-- REQUIRED TASK --
Leaving out the pictures, please retype each record exactly.

-- ENTRIES --
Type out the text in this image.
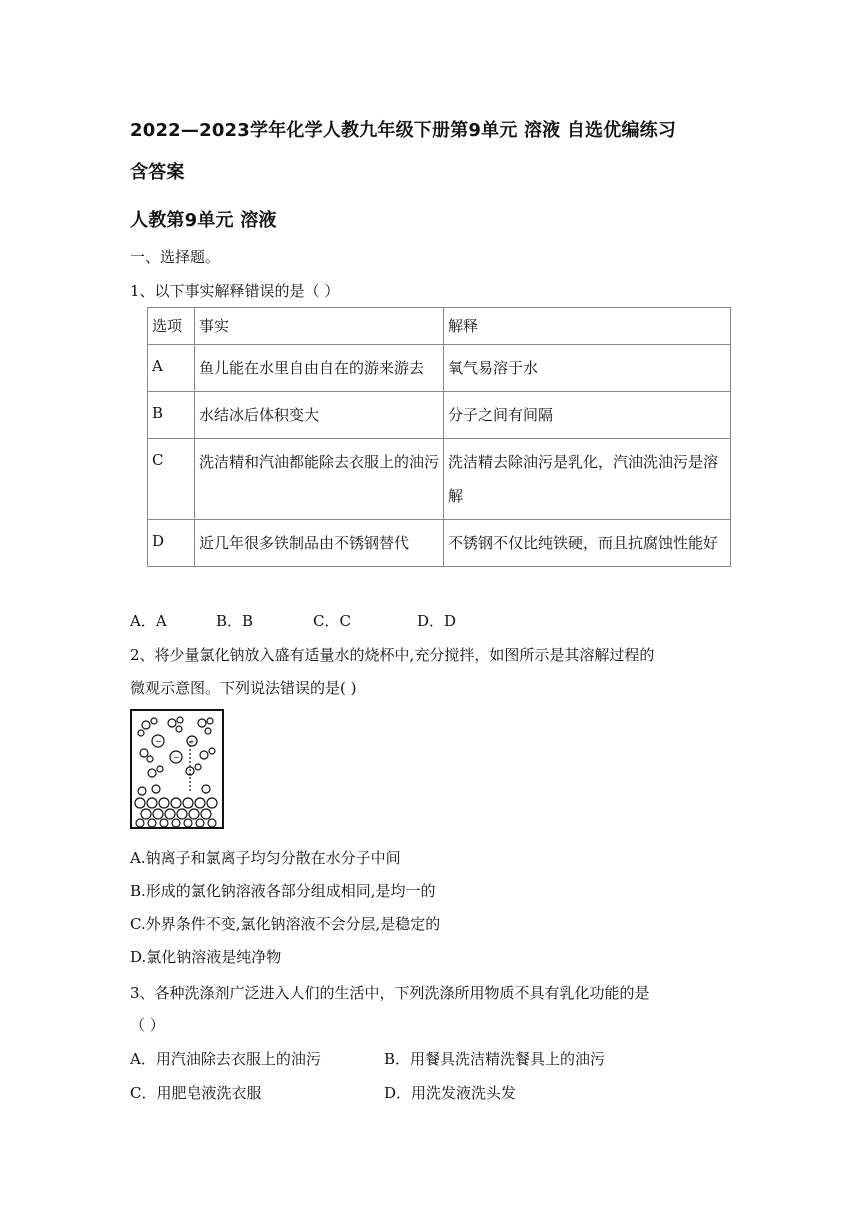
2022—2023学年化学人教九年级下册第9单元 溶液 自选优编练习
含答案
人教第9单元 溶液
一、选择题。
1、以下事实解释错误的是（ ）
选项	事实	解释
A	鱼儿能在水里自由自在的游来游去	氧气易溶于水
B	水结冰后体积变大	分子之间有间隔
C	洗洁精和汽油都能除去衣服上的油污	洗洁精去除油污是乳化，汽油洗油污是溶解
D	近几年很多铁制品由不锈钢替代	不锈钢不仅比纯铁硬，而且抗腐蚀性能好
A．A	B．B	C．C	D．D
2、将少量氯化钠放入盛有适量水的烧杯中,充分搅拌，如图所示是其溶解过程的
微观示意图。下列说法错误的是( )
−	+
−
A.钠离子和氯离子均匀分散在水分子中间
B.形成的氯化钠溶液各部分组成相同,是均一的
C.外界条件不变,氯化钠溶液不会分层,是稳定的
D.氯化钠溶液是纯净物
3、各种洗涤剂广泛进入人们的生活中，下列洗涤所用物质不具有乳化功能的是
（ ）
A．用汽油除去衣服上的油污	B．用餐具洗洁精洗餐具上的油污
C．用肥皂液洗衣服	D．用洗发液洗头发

-- SOLUTION TO THIS PROBLEM --
Type out the text in this image.
2022—2023学年化学人教九年级下册第9单元 溶液 自选优编练习
含答案
人教第9单元 溶液
一、选择题。
1、以下事实解释错误的是（ ）
选项	事实	解释
A	鱼儿能在水里自由自在的游来游去	氧气易溶于水
B	水结冰后体积变大	分子之间有间隔
C	洗洁精和汽油都能除去衣服上的油污	洗洁精去除油污是乳化，汽油洗油污是溶解
D	近几年很多铁制品由不锈钢替代	不锈钢不仅比纯铁硬，而且抗腐蚀性能好
A．A	B．B	C．C	D．D
2、将少量氯化钠放入盛有适量水的烧杯中,充分搅拌，如图所示是其溶解过程的
微观示意图。下列说法错误的是( )
−	+
−
A.钠离子和氯离子均匀分散在水分子中间
B.形成的氯化钠溶液各部分组成相同,是均一的
C.外界条件不变,氯化钠溶液不会分层,是稳定的
D.氯化钠溶液是纯净物
3、各种洗涤剂广泛进入人们的生活中，下列洗涤所用物质不具有乳化功能的是
（ ）
A．用汽油除去衣服上的油污	B．用餐具洗洁精洗餐具上的油污
C．用肥皂液洗衣服	D．用洗发液洗头发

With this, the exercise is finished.